* begin Material to process *

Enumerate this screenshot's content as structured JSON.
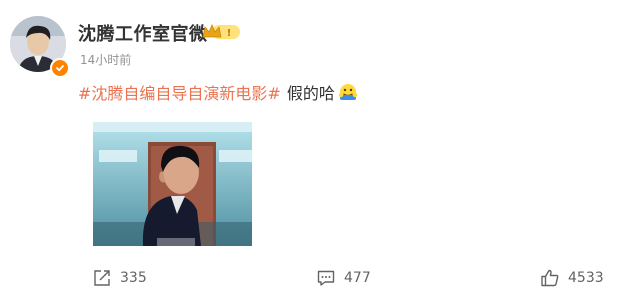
{
  "post": {
    "author": "沈腾工作室官微",
    "time": "14小时前",
    "hashtag": "#沈腾自编自导自演新电影#",
    "text": "假的哈",
    "badge_level": "!"
  },
  "footer": {
    "share_count": "335",
    "comment_count": "477",
    "like_count": "4533"
  },
  "colors": {
    "hashtag": "#eb7350",
    "verified": "#ff8200",
    "muted": "#939393"
  }
}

* end Material to process *

**Task**:
Quote the material word for word, dropping any images it holds.

**Response for this exercise**:
Enumerate this screenshot's content as structured JSON.
{
  "post": {
    "author": "沈腾工作室官微",
    "time": "14小时前",
    "hashtag": "#沈腾自编自导自演新电影#",
    "text": "假的哈",
    "badge_level": "!"
  },
  "footer": {
    "share_count": "335",
    "comment_count": "477",
    "like_count": "4533"
  },
  "colors": {
    "hashtag": "#eb7350",
    "verified": "#ff8200",
    "muted": "#939393"
  }
}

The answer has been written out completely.